>>>

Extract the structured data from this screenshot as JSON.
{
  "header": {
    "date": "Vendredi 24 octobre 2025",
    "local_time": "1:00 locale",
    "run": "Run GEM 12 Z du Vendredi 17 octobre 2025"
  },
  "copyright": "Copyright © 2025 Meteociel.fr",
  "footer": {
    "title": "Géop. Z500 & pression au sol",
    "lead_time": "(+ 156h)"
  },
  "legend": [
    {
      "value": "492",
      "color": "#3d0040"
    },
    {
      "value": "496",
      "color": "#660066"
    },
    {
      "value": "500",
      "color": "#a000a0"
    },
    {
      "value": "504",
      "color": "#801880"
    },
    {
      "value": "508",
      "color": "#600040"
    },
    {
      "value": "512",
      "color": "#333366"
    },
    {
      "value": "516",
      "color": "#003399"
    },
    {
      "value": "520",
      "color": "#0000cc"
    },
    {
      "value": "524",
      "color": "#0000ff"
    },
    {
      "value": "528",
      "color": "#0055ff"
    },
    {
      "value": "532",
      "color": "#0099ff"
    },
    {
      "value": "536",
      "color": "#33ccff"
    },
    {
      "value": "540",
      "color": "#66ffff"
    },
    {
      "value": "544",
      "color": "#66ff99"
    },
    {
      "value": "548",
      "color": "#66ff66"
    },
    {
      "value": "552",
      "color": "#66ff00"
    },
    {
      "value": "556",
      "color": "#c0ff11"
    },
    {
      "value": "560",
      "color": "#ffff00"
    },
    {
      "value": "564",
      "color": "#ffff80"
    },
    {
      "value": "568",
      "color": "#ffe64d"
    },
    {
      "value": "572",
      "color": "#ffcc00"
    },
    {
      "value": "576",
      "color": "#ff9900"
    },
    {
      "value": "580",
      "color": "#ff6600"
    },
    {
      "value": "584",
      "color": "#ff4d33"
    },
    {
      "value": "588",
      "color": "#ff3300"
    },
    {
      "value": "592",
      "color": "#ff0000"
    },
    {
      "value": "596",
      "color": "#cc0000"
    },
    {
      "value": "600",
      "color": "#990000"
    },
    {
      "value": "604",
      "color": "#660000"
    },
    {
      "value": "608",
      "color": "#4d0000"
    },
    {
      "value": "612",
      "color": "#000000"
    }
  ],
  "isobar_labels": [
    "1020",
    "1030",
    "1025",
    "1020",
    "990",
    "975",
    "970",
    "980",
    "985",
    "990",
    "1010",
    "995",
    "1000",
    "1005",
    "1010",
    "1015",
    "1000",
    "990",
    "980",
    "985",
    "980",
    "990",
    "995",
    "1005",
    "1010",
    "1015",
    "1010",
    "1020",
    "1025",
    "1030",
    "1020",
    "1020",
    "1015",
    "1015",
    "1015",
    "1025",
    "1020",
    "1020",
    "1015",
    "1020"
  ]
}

<<<

*Set task*. All of the lines above need to be given again exactly.

*Solution for this task*.
Extract the structured data from this screenshot as JSON.
{
  "header": {
    "date": "Vendredi 24 octobre 2025",
    "local_time": "1:00 locale",
    "run": "Run GEM 12 Z du Vendredi 17 octobre 2025"
  },
  "copyright": "Copyright © 2025 Meteociel.fr",
  "footer": {
    "title": "Géop. Z500 & pression au sol",
    "lead_time": "(+ 156h)"
  },
  "legend": [
    {
      "value": "492",
      "color": "#3d0040"
    },
    {
      "value": "496",
      "color": "#660066"
    },
    {
      "value": "500",
      "color": "#a000a0"
    },
    {
      "value": "504",
      "color": "#801880"
    },
    {
      "value": "508",
      "color": "#600040"
    },
    {
      "value": "512",
      "color": "#333366"
    },
    {
      "value": "516",
      "color": "#003399"
    },
    {
      "value": "520",
      "color": "#0000cc"
    },
    {
      "value": "524",
      "color": "#0000ff"
    },
    {
      "value": "528",
      "color": "#0055ff"
    },
    {
      "value": "532",
      "color": "#0099ff"
    },
    {
      "value": "536",
      "color": "#33ccff"
    },
    {
      "value": "540",
      "color": "#66ffff"
    },
    {
      "value": "544",
      "color": "#66ff99"
    },
    {
      "value": "548",
      "color": "#66ff66"
    },
    {
      "value": "552",
      "color": "#66ff00"
    },
    {
      "value": "556",
      "color": "#c0ff11"
    },
    {
      "value": "560",
      "color": "#ffff00"
    },
    {
      "value": "564",
      "color": "#ffff80"
    },
    {
      "value": "568",
      "color": "#ffe64d"
    },
    {
      "value": "572",
      "color": "#ffcc00"
    },
    {
      "value": "576",
      "color": "#ff9900"
    },
    {
      "value": "580",
      "color": "#ff6600"
    },
    {
      "value": "584",
      "color": "#ff4d33"
    },
    {
      "value": "588",
      "color": "#ff3300"
    },
    {
      "value": "592",
      "color": "#ff0000"
    },
    {
      "value": "596",
      "color": "#cc0000"
    },
    {
      "value": "600",
      "color": "#990000"
    },
    {
      "value": "604",
      "color": "#660000"
    },
    {
      "value": "608",
      "color": "#4d0000"
    },
    {
      "value": "612",
      "color": "#000000"
    }
  ],
  "isobar_labels": [
    "1020",
    "1030",
    "1025",
    "1020",
    "990",
    "975",
    "970",
    "980",
    "985",
    "990",
    "1010",
    "995",
    "1000",
    "1005",
    "1010",
    "1015",
    "1000",
    "990",
    "980",
    "985",
    "980",
    "990",
    "995",
    "1005",
    "1010",
    "1015",
    "1010",
    "1020",
    "1025",
    "1030",
    "1020",
    "1020",
    "1015",
    "1015",
    "1015",
    "1025",
    "1020",
    "1020",
    "1015",
    "1020"
  ]
}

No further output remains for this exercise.